[WHAT YOU ARE ASKED TO DO] Only the pictures are left out: repeat the rest of the entries exactly.

────────────────────────────────────────

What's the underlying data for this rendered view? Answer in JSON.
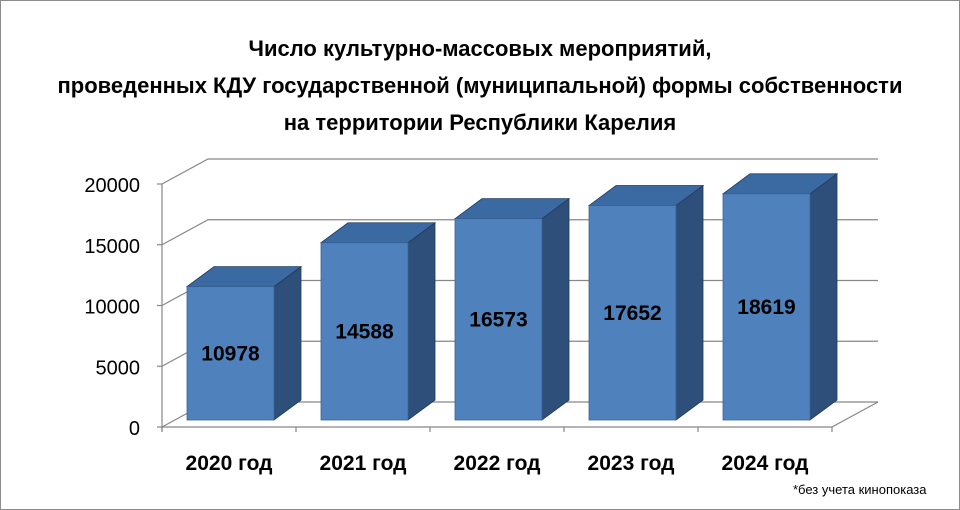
{
  "chart_data": {
    "type": "bar",
    "title_lines": [
      "Число культурно-массовых мероприятий,",
      "проведенных КДУ государственной (муниципальной) формы собственности",
      "на территории Республики Карелия"
    ],
    "categories": [
      "2020 год",
      "2021 год",
      "2022 год",
      "2023 год",
      "2024 год"
    ],
    "values": [
      10978,
      14588,
      16573,
      17652,
      18619
    ],
    "ylim": [
      0,
      20000
    ],
    "yticks": [
      0,
      5000,
      10000,
      15000,
      20000
    ],
    "grid": true,
    "style": "3d-column",
    "colors": {
      "bar_front": "#4f81bd",
      "bar_side": "#2e4f7a",
      "bar_top": "#3b6aa3"
    }
  },
  "footnote": "*без учета кинопоказа"
}
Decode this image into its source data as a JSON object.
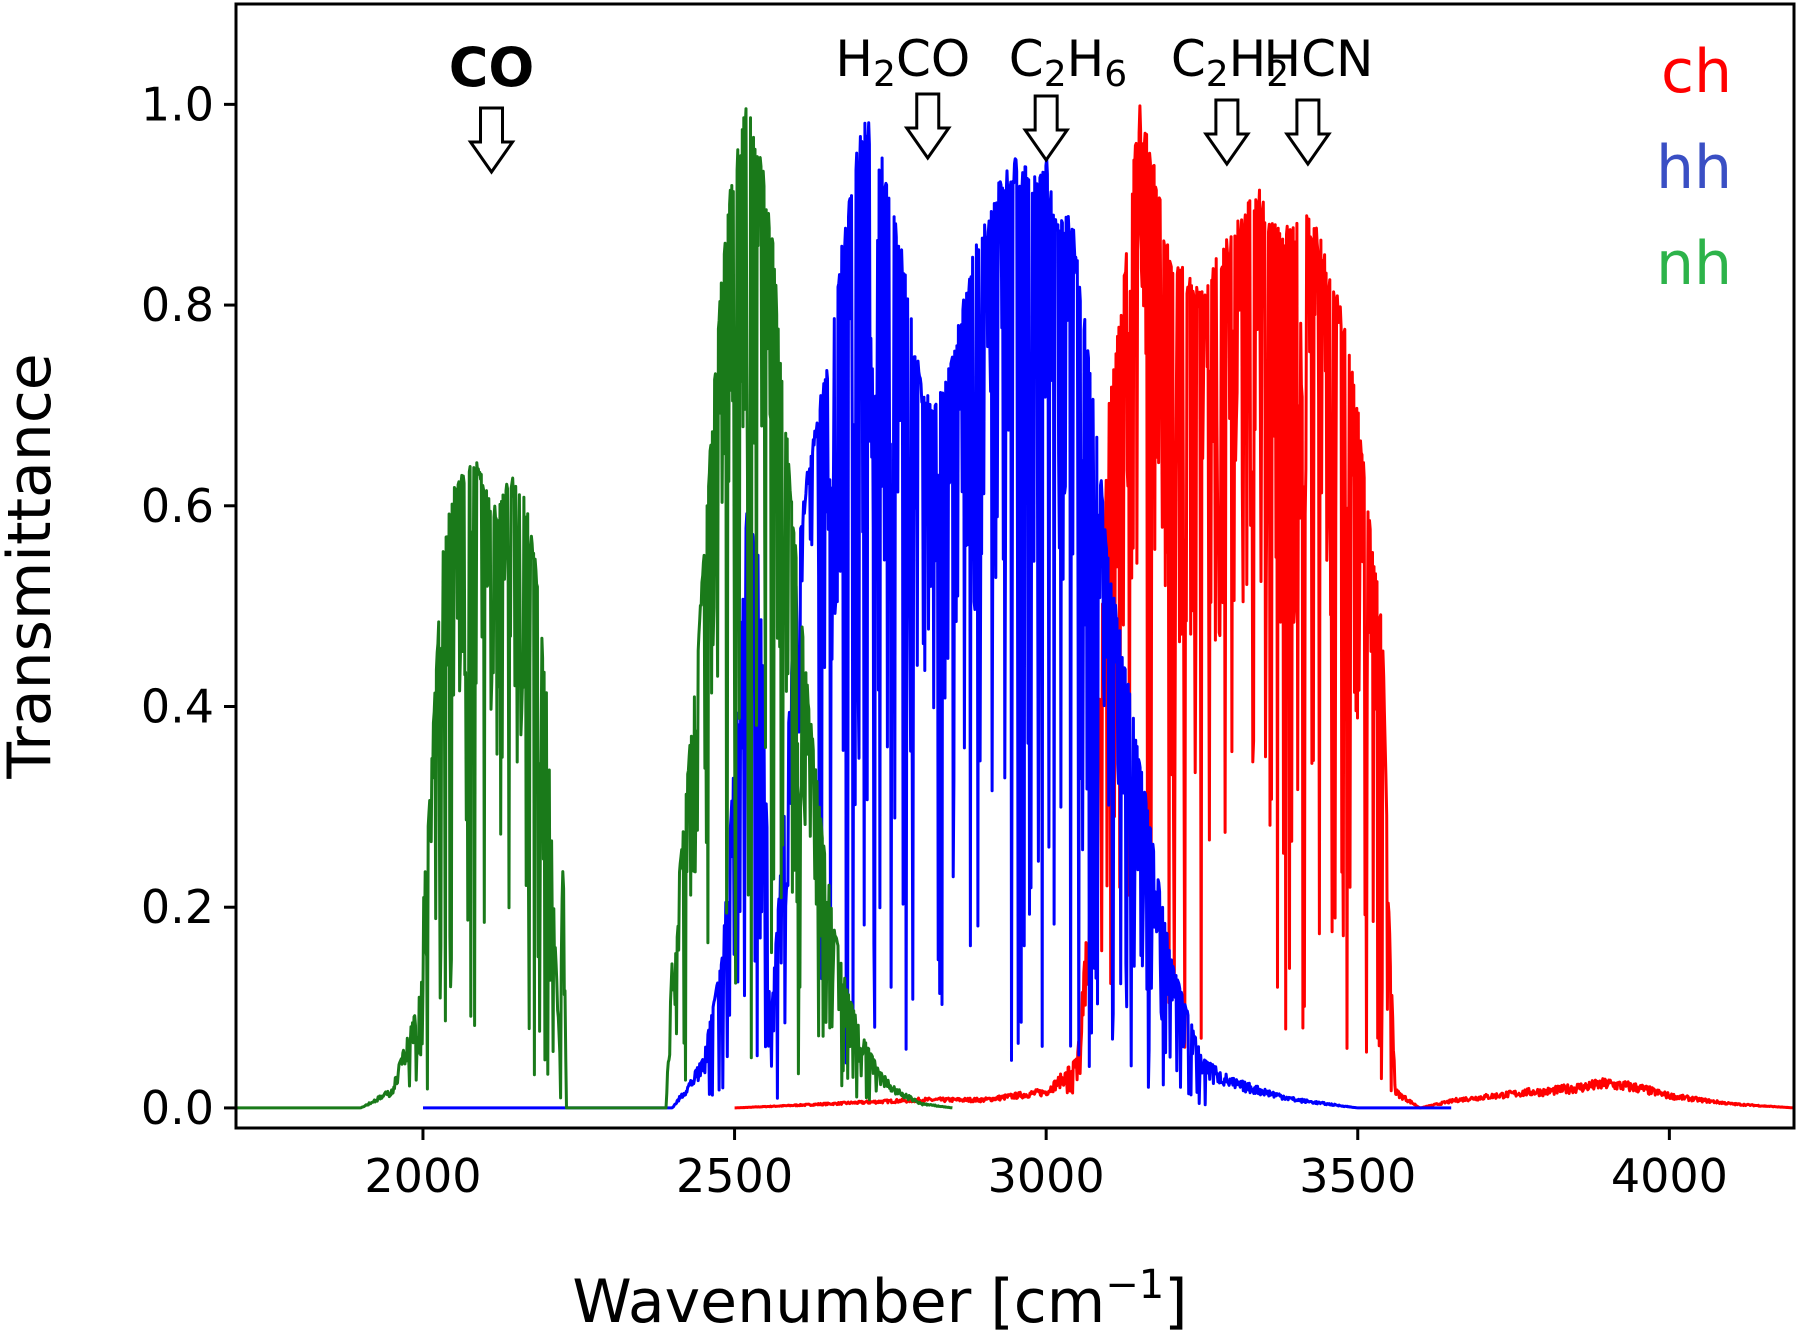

────────────────────────────────────────

[TASK RESPONSE]
What's the underlying data for this rendered view? Answer in JSON.
{
  "chart_data": {
    "type": "bar",
    "title_lines": [
      "Число культурно-массовых мероприятий,",
      "проведенных КДУ государственной (муниципальной) формы собственности",
      "на территории Республики Карелия"
    ],
    "categories": [
      "2020 год",
      "2021 год",
      "2022 год",
      "2023 год",
      "2024 год"
    ],
    "values": [
      10978,
      14588,
      16573,
      17652,
      18619
    ],
    "ylim": [
      0,
      20000
    ],
    "yticks": [
      0,
      5000,
      10000,
      15000,
      20000
    ],
    "grid": true,
    "style": "3d-column",
    "colors": {
      "bar_front": "#4f81bd",
      "bar_side": "#2e4f7a",
      "bar_top": "#3b6aa3"
    }
  },
  "footnote": "*без учета кинопоказа"
}
Decode this image into its source data as a JSON object.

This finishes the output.